Requirement: Identify all lines below that hold "label" and collect them.

Raw records:
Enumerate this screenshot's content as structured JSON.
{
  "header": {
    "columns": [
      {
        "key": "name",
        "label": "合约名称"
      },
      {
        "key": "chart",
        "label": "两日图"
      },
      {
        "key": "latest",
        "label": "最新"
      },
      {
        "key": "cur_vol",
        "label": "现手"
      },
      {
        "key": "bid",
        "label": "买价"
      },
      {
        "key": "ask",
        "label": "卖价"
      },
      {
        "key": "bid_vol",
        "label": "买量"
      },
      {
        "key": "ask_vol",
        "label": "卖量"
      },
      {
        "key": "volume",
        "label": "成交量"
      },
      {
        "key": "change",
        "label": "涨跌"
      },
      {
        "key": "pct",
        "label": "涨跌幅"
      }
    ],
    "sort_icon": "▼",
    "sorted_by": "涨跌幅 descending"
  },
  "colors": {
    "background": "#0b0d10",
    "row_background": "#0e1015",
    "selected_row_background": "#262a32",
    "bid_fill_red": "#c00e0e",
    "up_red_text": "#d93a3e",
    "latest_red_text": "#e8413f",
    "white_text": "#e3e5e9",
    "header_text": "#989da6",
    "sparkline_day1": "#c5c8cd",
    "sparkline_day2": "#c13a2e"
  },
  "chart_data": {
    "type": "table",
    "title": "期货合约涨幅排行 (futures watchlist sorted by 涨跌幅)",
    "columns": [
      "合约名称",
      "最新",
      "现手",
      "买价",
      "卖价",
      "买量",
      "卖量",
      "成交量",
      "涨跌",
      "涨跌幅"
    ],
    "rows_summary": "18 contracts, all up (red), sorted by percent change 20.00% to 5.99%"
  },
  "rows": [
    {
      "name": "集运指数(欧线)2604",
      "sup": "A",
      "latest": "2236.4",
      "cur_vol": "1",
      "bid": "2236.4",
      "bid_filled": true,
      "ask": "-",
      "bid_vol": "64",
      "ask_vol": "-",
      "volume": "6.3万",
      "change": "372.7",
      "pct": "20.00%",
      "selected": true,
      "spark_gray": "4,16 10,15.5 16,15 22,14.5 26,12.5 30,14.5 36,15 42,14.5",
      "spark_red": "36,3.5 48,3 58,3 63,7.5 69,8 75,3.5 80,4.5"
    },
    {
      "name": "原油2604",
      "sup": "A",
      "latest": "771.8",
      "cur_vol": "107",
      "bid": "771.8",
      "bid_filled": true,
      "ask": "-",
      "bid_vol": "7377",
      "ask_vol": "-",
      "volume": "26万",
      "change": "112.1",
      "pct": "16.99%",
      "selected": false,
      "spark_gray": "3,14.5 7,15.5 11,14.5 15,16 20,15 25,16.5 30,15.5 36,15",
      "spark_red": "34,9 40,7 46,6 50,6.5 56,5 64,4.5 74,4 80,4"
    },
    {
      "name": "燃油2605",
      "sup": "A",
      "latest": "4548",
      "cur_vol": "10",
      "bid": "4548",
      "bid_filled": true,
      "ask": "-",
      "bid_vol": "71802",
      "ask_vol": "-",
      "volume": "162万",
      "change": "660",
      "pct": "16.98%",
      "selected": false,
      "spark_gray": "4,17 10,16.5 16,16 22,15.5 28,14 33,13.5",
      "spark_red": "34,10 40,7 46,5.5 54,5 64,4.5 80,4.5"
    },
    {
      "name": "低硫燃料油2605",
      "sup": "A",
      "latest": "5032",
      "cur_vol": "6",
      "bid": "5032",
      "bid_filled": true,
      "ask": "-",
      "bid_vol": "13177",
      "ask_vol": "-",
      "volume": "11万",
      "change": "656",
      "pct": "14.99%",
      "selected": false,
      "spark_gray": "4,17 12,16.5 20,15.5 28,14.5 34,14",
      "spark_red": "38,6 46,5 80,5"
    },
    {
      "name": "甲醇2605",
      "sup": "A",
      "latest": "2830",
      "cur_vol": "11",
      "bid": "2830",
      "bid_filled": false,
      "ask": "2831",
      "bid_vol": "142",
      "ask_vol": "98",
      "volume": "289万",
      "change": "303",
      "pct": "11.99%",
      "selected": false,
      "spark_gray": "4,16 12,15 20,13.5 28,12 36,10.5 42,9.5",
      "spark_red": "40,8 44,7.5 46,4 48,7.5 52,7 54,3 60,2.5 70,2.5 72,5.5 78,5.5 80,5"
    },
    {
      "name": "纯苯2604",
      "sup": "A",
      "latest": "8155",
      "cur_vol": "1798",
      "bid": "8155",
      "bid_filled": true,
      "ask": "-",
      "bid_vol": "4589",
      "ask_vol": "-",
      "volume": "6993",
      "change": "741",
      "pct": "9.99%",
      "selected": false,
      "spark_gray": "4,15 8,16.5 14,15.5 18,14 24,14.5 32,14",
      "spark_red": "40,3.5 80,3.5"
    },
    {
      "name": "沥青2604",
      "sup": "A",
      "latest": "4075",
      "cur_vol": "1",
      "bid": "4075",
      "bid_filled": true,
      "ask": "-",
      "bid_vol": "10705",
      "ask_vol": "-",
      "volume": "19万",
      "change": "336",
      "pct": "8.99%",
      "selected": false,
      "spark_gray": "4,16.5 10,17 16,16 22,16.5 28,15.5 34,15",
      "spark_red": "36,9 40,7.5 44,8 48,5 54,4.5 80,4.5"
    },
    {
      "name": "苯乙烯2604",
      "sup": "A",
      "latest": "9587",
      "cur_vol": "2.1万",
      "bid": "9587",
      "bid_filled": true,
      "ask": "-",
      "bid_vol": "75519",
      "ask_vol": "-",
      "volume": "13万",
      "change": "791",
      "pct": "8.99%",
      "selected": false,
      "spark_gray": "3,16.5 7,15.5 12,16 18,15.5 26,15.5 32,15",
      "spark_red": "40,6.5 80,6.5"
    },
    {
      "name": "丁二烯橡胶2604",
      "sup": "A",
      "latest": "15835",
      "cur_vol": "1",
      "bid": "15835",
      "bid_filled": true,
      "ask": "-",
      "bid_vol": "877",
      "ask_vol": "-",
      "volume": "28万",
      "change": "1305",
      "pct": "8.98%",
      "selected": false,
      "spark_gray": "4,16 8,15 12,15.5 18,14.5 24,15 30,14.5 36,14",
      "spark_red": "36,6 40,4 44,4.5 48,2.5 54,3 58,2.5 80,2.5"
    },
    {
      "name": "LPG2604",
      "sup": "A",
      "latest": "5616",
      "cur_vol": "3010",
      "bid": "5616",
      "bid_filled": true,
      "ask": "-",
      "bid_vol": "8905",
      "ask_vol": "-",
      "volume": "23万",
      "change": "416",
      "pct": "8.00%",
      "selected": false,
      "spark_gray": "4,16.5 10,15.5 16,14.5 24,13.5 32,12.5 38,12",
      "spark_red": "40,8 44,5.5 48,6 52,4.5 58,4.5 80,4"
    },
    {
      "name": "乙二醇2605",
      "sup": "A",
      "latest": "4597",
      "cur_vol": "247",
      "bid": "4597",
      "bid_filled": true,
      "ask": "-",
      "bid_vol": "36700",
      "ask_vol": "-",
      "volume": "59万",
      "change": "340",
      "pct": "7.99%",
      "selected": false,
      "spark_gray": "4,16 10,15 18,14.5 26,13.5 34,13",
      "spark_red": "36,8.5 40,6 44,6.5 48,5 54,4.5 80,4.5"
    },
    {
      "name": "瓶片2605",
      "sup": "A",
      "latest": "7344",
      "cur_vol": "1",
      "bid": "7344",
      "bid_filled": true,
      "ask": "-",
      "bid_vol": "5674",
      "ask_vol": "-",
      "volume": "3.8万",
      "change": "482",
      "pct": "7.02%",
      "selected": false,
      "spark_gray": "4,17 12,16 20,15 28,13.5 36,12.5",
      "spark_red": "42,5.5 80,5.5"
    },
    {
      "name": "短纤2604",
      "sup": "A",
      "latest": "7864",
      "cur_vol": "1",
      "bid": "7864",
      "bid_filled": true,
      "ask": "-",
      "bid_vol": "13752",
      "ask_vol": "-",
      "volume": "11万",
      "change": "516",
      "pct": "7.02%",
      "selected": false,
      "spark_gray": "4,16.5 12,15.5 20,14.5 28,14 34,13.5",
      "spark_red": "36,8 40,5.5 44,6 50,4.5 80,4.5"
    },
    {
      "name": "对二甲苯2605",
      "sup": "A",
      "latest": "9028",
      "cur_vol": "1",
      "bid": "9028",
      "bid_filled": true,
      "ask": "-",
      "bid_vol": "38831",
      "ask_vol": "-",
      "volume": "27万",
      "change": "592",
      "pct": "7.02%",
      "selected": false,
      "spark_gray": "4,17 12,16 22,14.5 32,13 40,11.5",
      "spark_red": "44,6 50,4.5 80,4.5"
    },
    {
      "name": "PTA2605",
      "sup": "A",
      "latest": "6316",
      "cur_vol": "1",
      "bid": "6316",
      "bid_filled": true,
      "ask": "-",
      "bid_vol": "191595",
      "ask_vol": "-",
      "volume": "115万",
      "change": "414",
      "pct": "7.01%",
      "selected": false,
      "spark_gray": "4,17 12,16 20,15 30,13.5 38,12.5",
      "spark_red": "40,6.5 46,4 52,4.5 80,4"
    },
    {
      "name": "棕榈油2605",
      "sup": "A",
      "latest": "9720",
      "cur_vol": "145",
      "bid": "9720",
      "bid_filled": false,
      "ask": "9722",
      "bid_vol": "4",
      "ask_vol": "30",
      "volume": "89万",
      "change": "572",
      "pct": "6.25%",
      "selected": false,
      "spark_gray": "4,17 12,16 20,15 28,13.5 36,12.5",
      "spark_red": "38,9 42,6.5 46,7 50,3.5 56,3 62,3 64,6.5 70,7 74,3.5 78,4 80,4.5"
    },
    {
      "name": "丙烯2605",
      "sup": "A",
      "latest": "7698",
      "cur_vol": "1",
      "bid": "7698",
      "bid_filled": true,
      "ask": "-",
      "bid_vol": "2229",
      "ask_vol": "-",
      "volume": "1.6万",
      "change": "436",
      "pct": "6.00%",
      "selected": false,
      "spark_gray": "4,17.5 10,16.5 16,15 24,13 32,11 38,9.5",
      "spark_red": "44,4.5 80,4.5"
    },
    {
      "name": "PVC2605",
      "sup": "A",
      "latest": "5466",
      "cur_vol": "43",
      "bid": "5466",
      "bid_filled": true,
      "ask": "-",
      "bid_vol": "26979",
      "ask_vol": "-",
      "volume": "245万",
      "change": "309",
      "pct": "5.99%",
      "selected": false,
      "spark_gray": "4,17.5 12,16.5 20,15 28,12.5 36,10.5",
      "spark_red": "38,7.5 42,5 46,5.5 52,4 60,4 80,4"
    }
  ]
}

Solved exercise:
        "label": "合约名称"
        "label": "两日图"
        "label": "最新"
        "label": "现手"
        "label": "买价"
        "label": "卖价"
        "label": "买量"
        "label": "卖量"
        "label": "成交量"
        "label": "涨跌"
        "label": "涨跌幅"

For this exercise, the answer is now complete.